%%

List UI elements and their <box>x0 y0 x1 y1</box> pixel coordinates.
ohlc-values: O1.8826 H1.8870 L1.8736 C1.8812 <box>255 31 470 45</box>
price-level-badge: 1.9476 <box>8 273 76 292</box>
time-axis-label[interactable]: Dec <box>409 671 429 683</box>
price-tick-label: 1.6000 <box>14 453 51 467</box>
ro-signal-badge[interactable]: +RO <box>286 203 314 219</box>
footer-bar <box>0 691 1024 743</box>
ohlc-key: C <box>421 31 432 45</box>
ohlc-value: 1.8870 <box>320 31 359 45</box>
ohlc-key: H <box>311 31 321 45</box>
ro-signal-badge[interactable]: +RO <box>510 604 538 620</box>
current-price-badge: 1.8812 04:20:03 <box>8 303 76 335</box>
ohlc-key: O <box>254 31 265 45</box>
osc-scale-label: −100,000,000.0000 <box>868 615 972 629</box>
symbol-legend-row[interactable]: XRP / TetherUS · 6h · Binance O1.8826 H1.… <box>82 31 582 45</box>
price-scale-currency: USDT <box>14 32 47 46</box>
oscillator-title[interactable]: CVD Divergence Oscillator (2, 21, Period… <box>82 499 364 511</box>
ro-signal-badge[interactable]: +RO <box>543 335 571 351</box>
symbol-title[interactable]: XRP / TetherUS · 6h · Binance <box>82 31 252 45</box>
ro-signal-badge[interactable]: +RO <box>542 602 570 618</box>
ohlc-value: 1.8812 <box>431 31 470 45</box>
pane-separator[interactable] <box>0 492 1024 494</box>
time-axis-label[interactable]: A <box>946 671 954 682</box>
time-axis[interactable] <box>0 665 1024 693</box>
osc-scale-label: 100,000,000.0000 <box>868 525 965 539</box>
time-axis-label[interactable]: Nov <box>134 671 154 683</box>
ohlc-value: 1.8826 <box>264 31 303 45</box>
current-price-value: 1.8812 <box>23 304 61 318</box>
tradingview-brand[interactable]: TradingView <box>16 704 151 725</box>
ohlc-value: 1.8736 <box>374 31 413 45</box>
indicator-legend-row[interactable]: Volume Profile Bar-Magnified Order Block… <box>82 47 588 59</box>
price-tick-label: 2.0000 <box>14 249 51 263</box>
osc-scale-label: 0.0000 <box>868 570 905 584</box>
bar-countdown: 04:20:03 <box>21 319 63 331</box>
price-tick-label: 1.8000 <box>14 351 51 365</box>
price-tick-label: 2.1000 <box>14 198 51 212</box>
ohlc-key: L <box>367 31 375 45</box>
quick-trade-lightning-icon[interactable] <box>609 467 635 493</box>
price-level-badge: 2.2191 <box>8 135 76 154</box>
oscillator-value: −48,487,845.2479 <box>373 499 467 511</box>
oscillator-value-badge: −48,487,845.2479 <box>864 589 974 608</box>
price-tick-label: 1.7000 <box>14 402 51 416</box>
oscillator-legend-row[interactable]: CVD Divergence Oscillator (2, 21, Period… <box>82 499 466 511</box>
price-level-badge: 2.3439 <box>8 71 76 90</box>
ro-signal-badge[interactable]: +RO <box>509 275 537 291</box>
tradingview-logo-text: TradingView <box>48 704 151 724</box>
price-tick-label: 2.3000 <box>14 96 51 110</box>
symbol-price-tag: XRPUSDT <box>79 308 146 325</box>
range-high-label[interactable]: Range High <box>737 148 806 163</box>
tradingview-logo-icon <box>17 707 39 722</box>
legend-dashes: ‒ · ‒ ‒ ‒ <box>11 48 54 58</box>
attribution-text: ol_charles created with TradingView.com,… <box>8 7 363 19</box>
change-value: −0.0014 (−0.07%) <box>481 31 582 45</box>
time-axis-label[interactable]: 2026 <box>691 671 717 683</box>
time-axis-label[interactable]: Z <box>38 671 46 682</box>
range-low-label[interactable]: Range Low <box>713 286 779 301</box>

%%

The exercise:
Reproduce the listing above from its first line through the line containing "indicator-legend-row[interactable]: Volume Profile", including both of those lines.

Correct response:
List UI elements and their <box>x0 y0 x1 y1</box> pixel coordinates.
ohlc-values: O1.8826 H1.8870 L1.8736 C1.8812 <box>255 31 470 45</box>
price-level-badge: 1.9476 <box>8 273 76 292</box>
time-axis-label[interactable]: Dec <box>409 671 429 683</box>
price-tick-label: 1.6000 <box>14 453 51 467</box>
ro-signal-badge[interactable]: +RO <box>286 203 314 219</box>
footer-bar <box>0 691 1024 743</box>
ohlc-key: C <box>421 31 432 45</box>
ohlc-value: 1.8870 <box>320 31 359 45</box>
ohlc-key: H <box>311 31 321 45</box>
ro-signal-badge[interactable]: +RO <box>510 604 538 620</box>
current-price-badge: 1.8812 04:20:03 <box>8 303 76 335</box>
ohlc-key: O <box>254 31 265 45</box>
osc-scale-label: −100,000,000.0000 <box>868 615 972 629</box>
symbol-legend-row[interactable]: XRP / TetherUS · 6h · Binance O1.8826 H1.… <box>82 31 582 45</box>
price-scale-currency: USDT <box>14 32 47 46</box>
oscillator-title[interactable]: CVD Divergence Oscillator (2, 21, Period… <box>82 499 364 511</box>
ro-signal-badge[interactable]: +RO <box>543 335 571 351</box>
symbol-title[interactable]: XRP / TetherUS · 6h · Binance <box>82 31 252 45</box>
ro-signal-badge[interactable]: +RO <box>542 602 570 618</box>
ohlc-value: 1.8812 <box>431 31 470 45</box>
pane-separator[interactable] <box>0 492 1024 494</box>
time-axis-label[interactable]: A <box>946 671 954 682</box>
time-axis[interactable] <box>0 665 1024 693</box>
osc-scale-label: 100,000,000.0000 <box>868 525 965 539</box>
time-axis-label[interactable]: Nov <box>134 671 154 683</box>
ohlc-value: 1.8826 <box>264 31 303 45</box>
current-price-value: 1.8812 <box>23 304 61 318</box>
tradingview-brand[interactable]: TradingView <box>16 704 151 725</box>
ohlc-value: 1.8736 <box>374 31 413 45</box>
indicator-legend-row[interactable]: Volume Profile Bar-Magnified Order Block… <box>82 47 588 59</box>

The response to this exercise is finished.